__Exercise goal__
Transcribe the whole listing below without changing a word, but leave out every image.

Stored items from a collection:

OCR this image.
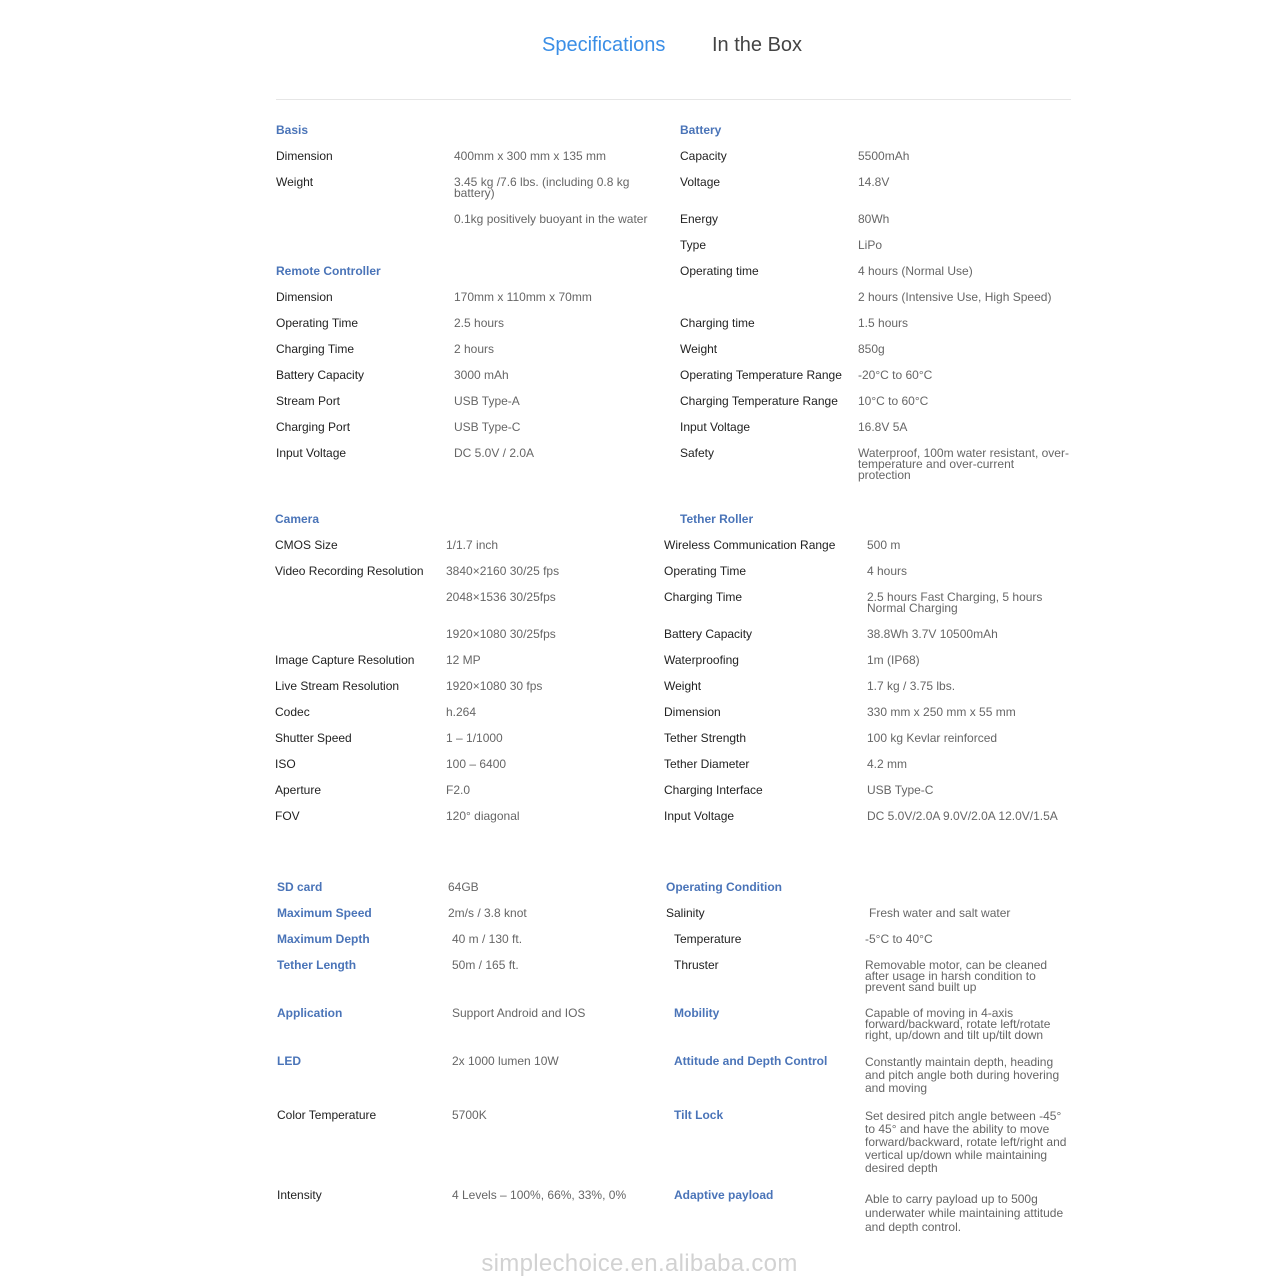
Specifications In the Box
Basis
Dimension	400mm x 300 mm x 135 mm
Weight	3.45 kg /7.6 lbs. (including 0.8 kg battery)
0.1kg positively buoyant in the water
Remote Controller
Dimension	170mm x 110mm x 70mm
Operating Time	2.5 hours
Charging Time	2 hours
Battery Capacity	3000 mAh
Stream Port	USB Type-A
Charging Port	USB Type-C
Input Voltage	DC 5.0V / 2.0A
Battery
Capacity	5500mAh
Voltage	14.8V
Energy	80Wh
Type	LiPo
Operating time	4 hours (Normal Use)
2 hours (Intensive Use, High Speed)
Charging time	1.5 hours
Weight	850g
Operating Temperature Range -20°C to 60°C
Charging Temperature Range 10°C to 60°C
Input Voltage	16.8V 5A
Safety	Waterproof, 100m water resistant, over-temperature and over-current protection
Camera
CMOS Size	1/1.7 inch
Video Recording Resolution 3840×2160 30/25 fps
2048×1536 30/25fps
1920×1080 30/25fps
Image Capture Resolution	12 MP
Live Stream Resolution	1920×1080 30 fps
Codec	h.264
Shutter Speed	1 – 1/1000
ISO	100 – 6400
Aperture	F2.0
FOV	120° diagonal
Tether Roller
Wireless Communication Range	500 m
Operating Time	4 hours
Charging Time	2.5 hours Fast Charging, 5 hours Normal Charging
Battery Capacity	38.8Wh 3.7V 10500mAh
Waterproofing	1m (IP68)
Weight	1.7 kg / 3.75 lbs.
Dimension	330 mm x 250 mm x 55 mm
Tether Strength	100 kg Kevlar reinforced
Tether Diameter	4.2 mm
Charging Interface	USB Type-C
Input Voltage	DC 5.0V/2.0A 9.0V/2.0A 12.0V/1.5A
SD card	64GB
Maximum Speed	2m/s / 3.8 knot
Maximum Depth	40 m / 130 ft.
Tether Length	50m / 165 ft.
Application	Support Android and IOS
LED	2x 1000 lumen 10W
Color Temperature	5700K
Intensity	4 Levels – 100%, 66%, 33%, 0%
Operating Condition
Salinity	Fresh water and salt water
Temperature	-5°C to 40°C
Thruster	Removable motor, can be cleaned after usage in harsh condition to prevent sand built up
Mobility	Capable of moving in 4-axis forward/backward, rotate left/rotate right, up/down and tilt up/tilt down
Attitude and Depth Control	Constantly maintain depth, heading and pitch angle both during hovering and moving
Tilt Lock	Set desired pitch angle between -45° to 45° and have the ability to move forward/backward, rotate left/right and vertical up/down while maintaining desired depth
Adaptive payload	Able to carry payload up to 500g underwater while maintaining attitude and depth control.
simplechoice.en.alibaba.com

__Response for this exercise__
OCR this image.
Specifications In the Box
Basis
Dimension	400mm x 300 mm x 135 mm
Weight	3.45 kg /7.6 lbs. (including 0.8 kg battery)
0.1kg positively buoyant in the water
Remote Controller
Dimension	170mm x 110mm x 70mm
Operating Time	2.5 hours
Charging Time	2 hours
Battery Capacity	3000 mAh
Stream Port	USB Type-A
Charging Port	USB Type-C
Input Voltage	DC 5.0V / 2.0A
Battery
Capacity	5500mAh
Voltage	14.8V
Energy	80Wh
Type	LiPo
Operating time	4 hours (Normal Use)
2 hours (Intensive Use, High Speed)
Charging time	1.5 hours
Weight	850g
Operating Temperature Range -20°C to 60°C
Charging Temperature Range 10°C to 60°C
Input Voltage	16.8V 5A
Safety	Waterproof, 100m water resistant, over-temperature and over-current protection
Camera
CMOS Size	1/1.7 inch
Video Recording Resolution 3840×2160 30/25 fps
2048×1536 30/25fps
1920×1080 30/25fps
Image Capture Resolution	12 MP
Live Stream Resolution	1920×1080 30 fps
Codec	h.264
Shutter Speed	1 – 1/1000
ISO	100 – 6400
Aperture	F2.0
FOV	120° diagonal
Tether Roller
Wireless Communication Range	500 m
Operating Time	4 hours
Charging Time	2.5 hours Fast Charging, 5 hours Normal Charging
Battery Capacity	38.8Wh 3.7V 10500mAh
Waterproofing	1m (IP68)
Weight	1.7 kg / 3.75 lbs.
Dimension	330 mm x 250 mm x 55 mm
Tether Strength	100 kg Kevlar reinforced
Tether Diameter	4.2 mm
Charging Interface	USB Type-C
Input Voltage	DC 5.0V/2.0A 9.0V/2.0A 12.0V/1.5A
SD card	64GB
Maximum Speed	2m/s / 3.8 knot
Maximum Depth	40 m / 130 ft.
Tether Length	50m / 165 ft.
Application	Support Android and IOS
LED	2x 1000 lumen 10W
Color Temperature	5700K
Intensity	4 Levels – 100%, 66%, 33%, 0%
Operating Condition
Salinity	Fresh water and salt water
Temperature	-5°C to 40°C
Thruster	Removable motor, can be cleaned after usage in harsh condition to prevent sand built up
Mobility	Capable of moving in 4-axis forward/backward, rotate left/rotate right, up/down and tilt up/tilt down
Attitude and Depth Control	Constantly maintain depth, heading and pitch angle both during hovering and moving
Tilt Lock	Set desired pitch angle between -45° to 45° and have the ability to move forward/backward, rotate left/right and vertical up/down while maintaining desired depth
Adaptive payload	Able to carry payload up to 500g underwater while maintaining attitude and depth control.
simplechoice.en.alibaba.com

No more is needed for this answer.